▶ [Material provided]
* * * * * * * * *

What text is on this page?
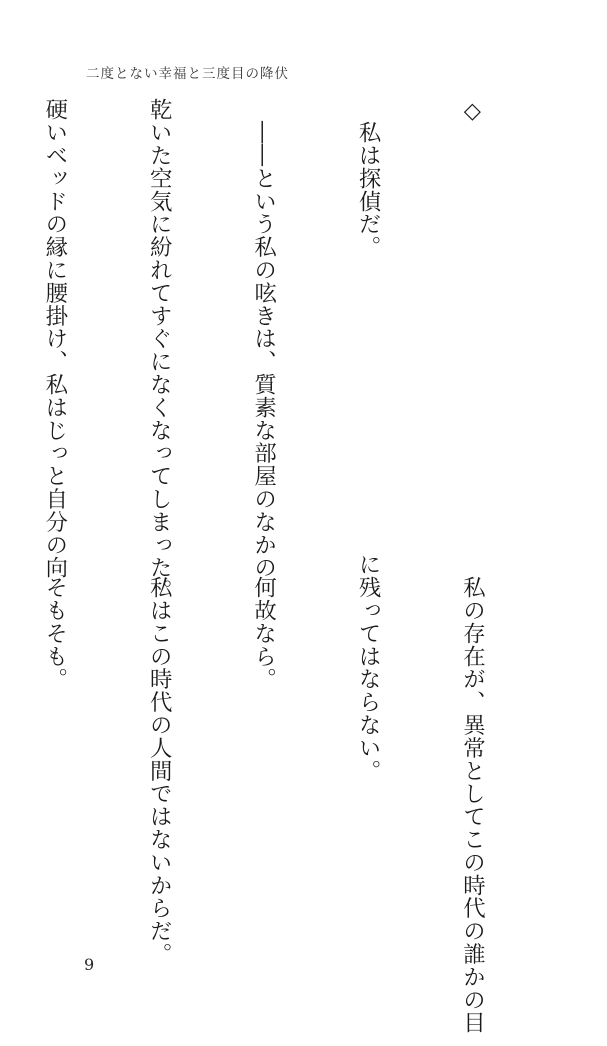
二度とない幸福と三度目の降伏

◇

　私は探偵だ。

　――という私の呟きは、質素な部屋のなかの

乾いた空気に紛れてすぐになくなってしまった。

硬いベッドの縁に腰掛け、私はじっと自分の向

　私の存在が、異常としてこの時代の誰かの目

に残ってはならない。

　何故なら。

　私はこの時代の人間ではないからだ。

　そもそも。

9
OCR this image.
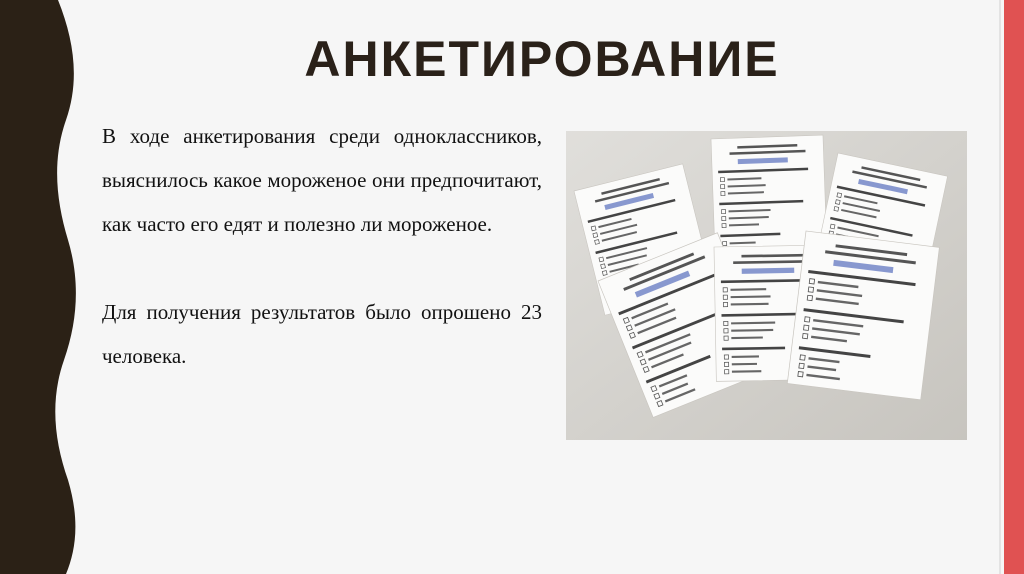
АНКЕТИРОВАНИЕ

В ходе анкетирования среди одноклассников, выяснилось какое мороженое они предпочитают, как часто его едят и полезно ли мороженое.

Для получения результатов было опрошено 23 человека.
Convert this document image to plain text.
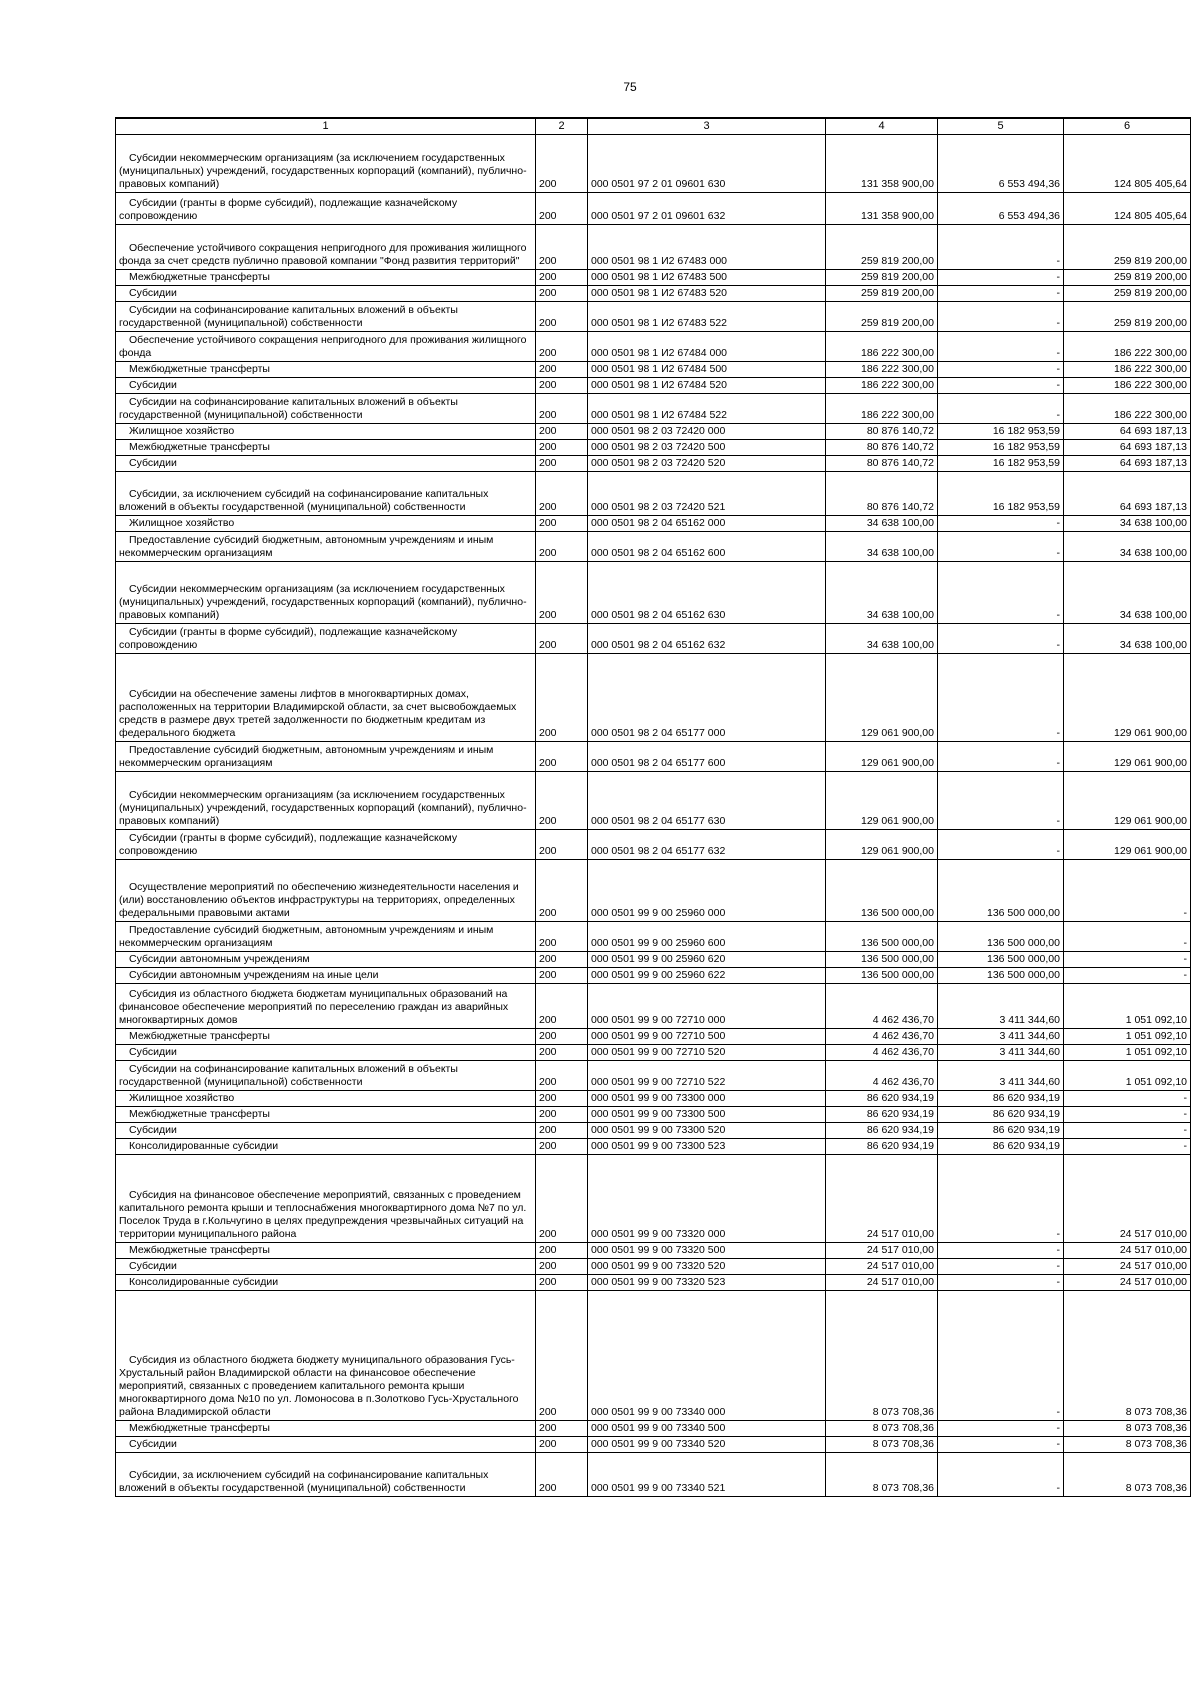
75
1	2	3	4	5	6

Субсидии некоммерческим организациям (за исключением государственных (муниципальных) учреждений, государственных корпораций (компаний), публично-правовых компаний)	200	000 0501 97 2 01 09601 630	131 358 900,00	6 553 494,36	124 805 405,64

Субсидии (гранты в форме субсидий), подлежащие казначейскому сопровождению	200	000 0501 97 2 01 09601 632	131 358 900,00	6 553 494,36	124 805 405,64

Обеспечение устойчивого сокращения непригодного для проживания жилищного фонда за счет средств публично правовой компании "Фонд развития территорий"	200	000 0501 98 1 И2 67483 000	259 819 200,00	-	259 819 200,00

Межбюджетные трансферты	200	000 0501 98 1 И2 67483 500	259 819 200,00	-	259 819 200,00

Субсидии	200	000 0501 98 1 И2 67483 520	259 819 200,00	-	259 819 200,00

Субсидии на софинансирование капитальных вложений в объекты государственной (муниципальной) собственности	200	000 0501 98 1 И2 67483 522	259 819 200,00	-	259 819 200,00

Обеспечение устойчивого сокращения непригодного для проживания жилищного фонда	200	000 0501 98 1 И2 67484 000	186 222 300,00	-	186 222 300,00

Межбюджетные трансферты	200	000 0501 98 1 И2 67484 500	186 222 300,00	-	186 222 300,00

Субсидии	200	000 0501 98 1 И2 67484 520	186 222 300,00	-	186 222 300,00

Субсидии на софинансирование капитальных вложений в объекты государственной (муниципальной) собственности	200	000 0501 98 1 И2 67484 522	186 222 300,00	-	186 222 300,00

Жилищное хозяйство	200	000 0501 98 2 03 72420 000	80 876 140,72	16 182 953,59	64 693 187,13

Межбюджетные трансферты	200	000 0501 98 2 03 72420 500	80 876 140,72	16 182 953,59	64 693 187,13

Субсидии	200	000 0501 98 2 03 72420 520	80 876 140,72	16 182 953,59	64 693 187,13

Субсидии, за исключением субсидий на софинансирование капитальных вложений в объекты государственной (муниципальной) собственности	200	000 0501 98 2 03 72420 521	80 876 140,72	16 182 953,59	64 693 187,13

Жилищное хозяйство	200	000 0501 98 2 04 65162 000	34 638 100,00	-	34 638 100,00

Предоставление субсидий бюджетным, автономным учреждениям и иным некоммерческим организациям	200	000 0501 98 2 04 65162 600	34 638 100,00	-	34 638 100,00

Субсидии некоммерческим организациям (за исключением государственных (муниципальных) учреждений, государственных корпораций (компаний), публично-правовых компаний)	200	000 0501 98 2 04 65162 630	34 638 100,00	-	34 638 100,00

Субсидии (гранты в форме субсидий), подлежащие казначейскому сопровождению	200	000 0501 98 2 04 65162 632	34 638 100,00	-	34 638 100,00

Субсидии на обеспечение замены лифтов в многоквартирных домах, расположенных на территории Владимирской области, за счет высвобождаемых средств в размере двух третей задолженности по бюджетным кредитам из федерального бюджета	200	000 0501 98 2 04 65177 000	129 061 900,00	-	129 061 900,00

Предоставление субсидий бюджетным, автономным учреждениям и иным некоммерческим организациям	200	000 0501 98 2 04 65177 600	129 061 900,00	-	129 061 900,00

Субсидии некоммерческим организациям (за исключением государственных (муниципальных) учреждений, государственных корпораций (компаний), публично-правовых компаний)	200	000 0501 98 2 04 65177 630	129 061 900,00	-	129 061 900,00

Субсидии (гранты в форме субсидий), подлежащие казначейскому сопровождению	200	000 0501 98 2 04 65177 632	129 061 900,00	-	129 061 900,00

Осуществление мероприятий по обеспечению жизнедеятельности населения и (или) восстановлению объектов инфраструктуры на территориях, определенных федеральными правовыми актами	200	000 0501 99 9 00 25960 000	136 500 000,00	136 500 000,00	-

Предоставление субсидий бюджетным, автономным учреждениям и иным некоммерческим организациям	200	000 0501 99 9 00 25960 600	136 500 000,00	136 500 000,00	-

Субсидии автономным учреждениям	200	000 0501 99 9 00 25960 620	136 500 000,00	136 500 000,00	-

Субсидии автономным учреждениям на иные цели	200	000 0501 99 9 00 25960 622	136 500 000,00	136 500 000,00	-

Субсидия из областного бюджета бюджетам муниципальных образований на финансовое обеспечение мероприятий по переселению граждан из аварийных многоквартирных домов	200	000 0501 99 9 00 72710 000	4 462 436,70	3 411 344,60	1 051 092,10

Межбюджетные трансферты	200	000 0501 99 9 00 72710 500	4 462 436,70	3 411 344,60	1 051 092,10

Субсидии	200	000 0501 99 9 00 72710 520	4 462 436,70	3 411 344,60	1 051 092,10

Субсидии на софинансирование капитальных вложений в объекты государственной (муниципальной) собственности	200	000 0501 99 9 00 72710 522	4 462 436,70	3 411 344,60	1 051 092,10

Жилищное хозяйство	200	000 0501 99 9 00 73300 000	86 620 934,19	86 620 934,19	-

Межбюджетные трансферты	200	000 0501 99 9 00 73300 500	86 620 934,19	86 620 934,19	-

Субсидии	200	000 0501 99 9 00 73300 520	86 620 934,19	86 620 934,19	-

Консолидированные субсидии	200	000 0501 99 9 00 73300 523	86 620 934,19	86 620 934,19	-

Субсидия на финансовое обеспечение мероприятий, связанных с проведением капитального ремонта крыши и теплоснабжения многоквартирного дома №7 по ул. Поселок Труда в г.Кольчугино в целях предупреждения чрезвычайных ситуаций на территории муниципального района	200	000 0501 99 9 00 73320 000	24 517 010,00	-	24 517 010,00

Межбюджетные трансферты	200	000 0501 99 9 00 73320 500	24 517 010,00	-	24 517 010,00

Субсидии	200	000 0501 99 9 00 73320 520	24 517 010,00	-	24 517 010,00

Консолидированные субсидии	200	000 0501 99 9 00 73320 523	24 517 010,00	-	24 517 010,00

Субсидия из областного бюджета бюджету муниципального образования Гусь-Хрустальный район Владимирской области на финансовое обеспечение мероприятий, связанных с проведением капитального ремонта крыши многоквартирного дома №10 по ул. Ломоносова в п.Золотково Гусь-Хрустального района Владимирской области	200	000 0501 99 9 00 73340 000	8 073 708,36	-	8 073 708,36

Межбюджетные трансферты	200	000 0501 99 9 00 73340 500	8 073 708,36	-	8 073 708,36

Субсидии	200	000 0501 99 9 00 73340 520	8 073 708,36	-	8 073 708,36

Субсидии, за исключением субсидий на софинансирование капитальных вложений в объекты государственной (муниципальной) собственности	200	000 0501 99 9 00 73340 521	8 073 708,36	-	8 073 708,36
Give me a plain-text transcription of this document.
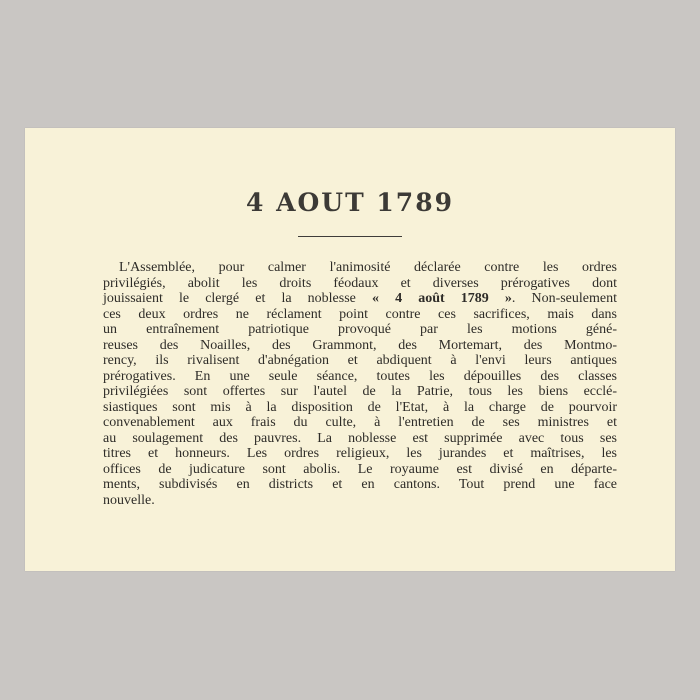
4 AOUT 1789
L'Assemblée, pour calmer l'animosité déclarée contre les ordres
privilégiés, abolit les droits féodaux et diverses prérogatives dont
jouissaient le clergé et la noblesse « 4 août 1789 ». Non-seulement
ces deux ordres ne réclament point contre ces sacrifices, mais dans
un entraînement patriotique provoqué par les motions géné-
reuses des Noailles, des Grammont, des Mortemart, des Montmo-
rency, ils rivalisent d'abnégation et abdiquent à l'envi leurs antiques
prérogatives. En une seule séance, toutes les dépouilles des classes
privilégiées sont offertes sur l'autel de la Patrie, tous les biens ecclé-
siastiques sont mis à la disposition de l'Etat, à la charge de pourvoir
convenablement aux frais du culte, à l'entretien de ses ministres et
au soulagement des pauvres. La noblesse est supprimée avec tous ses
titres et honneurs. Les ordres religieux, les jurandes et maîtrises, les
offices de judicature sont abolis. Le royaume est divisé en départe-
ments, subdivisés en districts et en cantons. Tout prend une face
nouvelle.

* * * * * * * * *

▶ [Problem details] Pull out every line in the data above that has the word "трансферты".

▶ [Worked solution]
Межбюджетные трансферты	200	000 0501 98 1 И2 67483 500	259 819 200,00	-	259 819 200,00
Межбюджетные трансферты	200	000 0501 98 1 И2 67484 500	186 222 300,00	-	186 222 300,00
Межбюджетные трансферты	200	000 0501 98 2 03 72420 500	80 876 140,72	16 182 953,59	64 693 187,13
Межбюджетные трансферты	200	000 0501 99 9 00 72710 500	4 462 436,70	3 411 344,60	1 051 092,10
Межбюджетные трансферты	200	000 0501 99 9 00 73300 500	86 620 934,19	86 620 934,19	-
Межбюджетные трансферты	200	000 0501 99 9 00 73320 500	24 517 010,00	-	24 517 010,00
Межбюджетные трансферты	200	000 0501 99 9 00 73340 500	8 073 708,36	-	8 073 708,36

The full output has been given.